Required work. Set down every entry word for word. Omit the pictures.
** begin Task input **
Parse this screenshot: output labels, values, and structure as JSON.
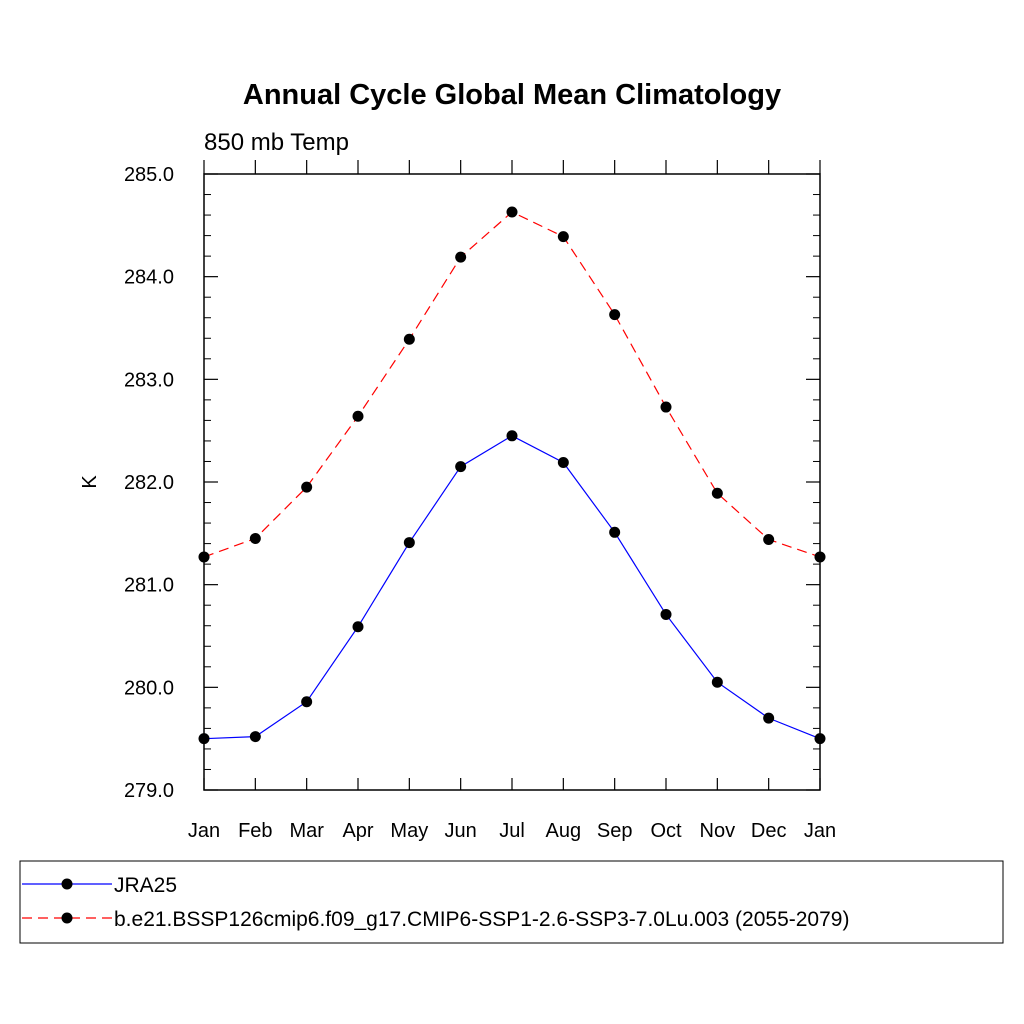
{
  "chart_data": {
    "type": "line",
    "title": "Annual Cycle Global Mean Climatology",
    "subtitle": "850 mb Temp",
    "xlabel": "",
    "ylabel": "K",
    "categories": [
      "Jan",
      "Feb",
      "Mar",
      "Apr",
      "May",
      "Jun",
      "Jul",
      "Aug",
      "Sep",
      "Oct",
      "Nov",
      "Dec",
      "Jan"
    ],
    "ylim": [
      279.0,
      285.0
    ],
    "yticks": [
      "279.0",
      "280.0",
      "281.0",
      "282.0",
      "283.0",
      "284.0",
      "285.0"
    ],
    "grid": false,
    "legend_position": "bottom",
    "series": [
      {
        "name": "JRA25",
        "color": "#0000ff",
        "dash": "solid",
        "marker": "filled-circle",
        "values": [
          279.5,
          279.52,
          279.86,
          280.59,
          281.41,
          282.15,
          282.45,
          282.19,
          281.51,
          280.71,
          280.05,
          279.7,
          279.5
        ]
      },
      {
        "name": "b.e21.BSSP126cmip6.f09_g17.CMIP6-SSP1-2.6-SSP3-7.0Lu.003 (2055-2079)",
        "color": "#ff0000",
        "dash": "dashed",
        "marker": "filled-circle",
        "values": [
          281.27,
          281.45,
          281.95,
          282.64,
          283.39,
          284.19,
          284.63,
          284.39,
          283.63,
          282.73,
          281.89,
          281.44,
          281.27
        ]
      }
    ]
  }
}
** end Task input **
Solved problem.
Parse this screenshot: output labels, values, and structure as JSON.
{
  "chart_data": {
    "type": "line",
    "title": "Annual Cycle Global Mean Climatology",
    "subtitle": "850 mb Temp",
    "xlabel": "",
    "ylabel": "K",
    "categories": [
      "Jan",
      "Feb",
      "Mar",
      "Apr",
      "May",
      "Jun",
      "Jul",
      "Aug",
      "Sep",
      "Oct",
      "Nov",
      "Dec",
      "Jan"
    ],
    "ylim": [
      279.0,
      285.0
    ],
    "yticks": [
      "279.0",
      "280.0",
      "281.0",
      "282.0",
      "283.0",
      "284.0",
      "285.0"
    ],
    "grid": false,
    "legend_position": "bottom",
    "series": [
      {
        "name": "JRA25",
        "color": "#0000ff",
        "dash": "solid",
        "marker": "filled-circle",
        "values": [
          279.5,
          279.52,
          279.86,
          280.59,
          281.41,
          282.15,
          282.45,
          282.19,
          281.51,
          280.71,
          280.05,
          279.7,
          279.5
        ]
      },
      {
        "name": "b.e21.BSSP126cmip6.f09_g17.CMIP6-SSP1-2.6-SSP3-7.0Lu.003 (2055-2079)",
        "color": "#ff0000",
        "dash": "dashed",
        "marker": "filled-circle",
        "values": [
          281.27,
          281.45,
          281.95,
          282.64,
          283.39,
          284.19,
          284.63,
          284.39,
          283.63,
          282.73,
          281.89,
          281.44,
          281.27
        ]
      }
    ]
  }
}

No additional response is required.